→ **DATA SECTION**:
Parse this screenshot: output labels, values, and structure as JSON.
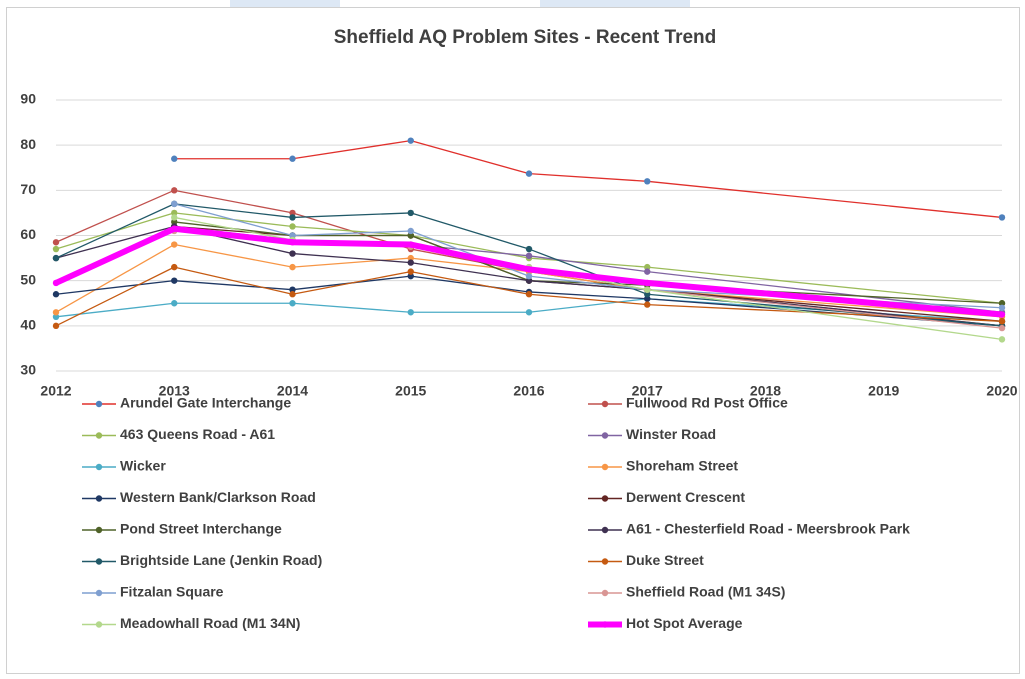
{
  "chart_data": {
    "type": "line",
    "title": "Sheffield AQ Problem Sites - Recent Trend",
    "x": [
      2012,
      2013,
      2014,
      2015,
      2016,
      2017,
      2020
    ],
    "xlim": [
      2012,
      2020
    ],
    "xticks": [
      2012,
      2013,
      2014,
      2015,
      2016,
      2017,
      2018,
      2019,
      2020
    ],
    "ylim": [
      30,
      90
    ],
    "yticks": [
      30,
      40,
      50,
      60,
      70,
      80,
      90
    ],
    "grid": true,
    "series": [
      {
        "name": "Arundel Gate Interchange",
        "color": "#e0302c",
        "marker_color": "#4f81bd",
        "values": [
          null,
          77,
          77,
          81,
          73.7,
          72,
          64
        ]
      },
      {
        "name": "Fullwood Rd Post Office",
        "color": "#c0504d",
        "values": [
          58.5,
          70,
          65,
          57,
          52,
          48,
          40
        ]
      },
      {
        "name": "463 Queens Road - A61",
        "color": "#9bbb59",
        "values": [
          57,
          65,
          62,
          60,
          55,
          53,
          45
        ]
      },
      {
        "name": "Winster Road",
        "color": "#8064a2",
        "values": [
          null,
          62,
          59,
          58,
          55.5,
          52,
          43
        ]
      },
      {
        "name": "Wicker",
        "color": "#4bacc6",
        "values": [
          42,
          45,
          45,
          43,
          43,
          46,
          41
        ]
      },
      {
        "name": "Shoreham Street",
        "color": "#f79646",
        "values": [
          43,
          58,
          53,
          55,
          52,
          48,
          42
        ]
      },
      {
        "name": "Western Bank/Clarkson Road",
        "color": "#1f3864",
        "values": [
          47,
          50,
          48,
          51,
          47.5,
          46,
          40
        ]
      },
      {
        "name": "Derwent Crescent",
        "color": "#632523",
        "values": [
          null,
          62,
          60,
          60,
          50,
          48,
          41
        ]
      },
      {
        "name": "Pond Street Interchange",
        "color": "#4f6228",
        "values": [
          null,
          63,
          60,
          60,
          50,
          49,
          45
        ]
      },
      {
        "name": "A61 - Chesterfield Road - Meersbrook Park",
        "color": "#3f3151",
        "values": [
          55,
          62,
          56,
          54,
          50,
          48,
          40
        ]
      },
      {
        "name": "Brightside Lane (Jenkin Road)",
        "color": "#215968",
        "values": [
          55,
          67,
          64,
          65,
          57,
          47,
          40
        ]
      },
      {
        "name": "Duke Street",
        "color": "#c55a11",
        "values": [
          40,
          53,
          47,
          52,
          47,
          44.7,
          41
        ]
      },
      {
        "name": "Fitzalan Square",
        "color": "#7f9fd0",
        "values": [
          null,
          67,
          60,
          61,
          51,
          48,
          44
        ]
      },
      {
        "name": "Sheffield Road (M1 34S)",
        "color": "#d99694",
        "values": [
          null,
          61,
          59,
          57.5,
          53,
          48,
          39.5
        ]
      },
      {
        "name": "Meadowhall Road (M1 34N)",
        "color": "#b3d88c",
        "values": [
          null,
          64,
          59,
          58,
          53,
          48,
          37
        ]
      },
      {
        "name": "Hot Spot Average",
        "color": "#ff00ff",
        "width": 6,
        "values": [
          49.5,
          61.5,
          58.5,
          58,
          52.5,
          49.5,
          42.5
        ]
      }
    ]
  }
}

→ **TASK OBJECTIVE**:
Which lines hold the word "Sheffield"? Copy every one of them.

→ **FULL RESPONSE**:
    "title": "Sheffield AQ Problem Sites - Recent Trend",
        "name": "Sheffield Road (M1 34S)",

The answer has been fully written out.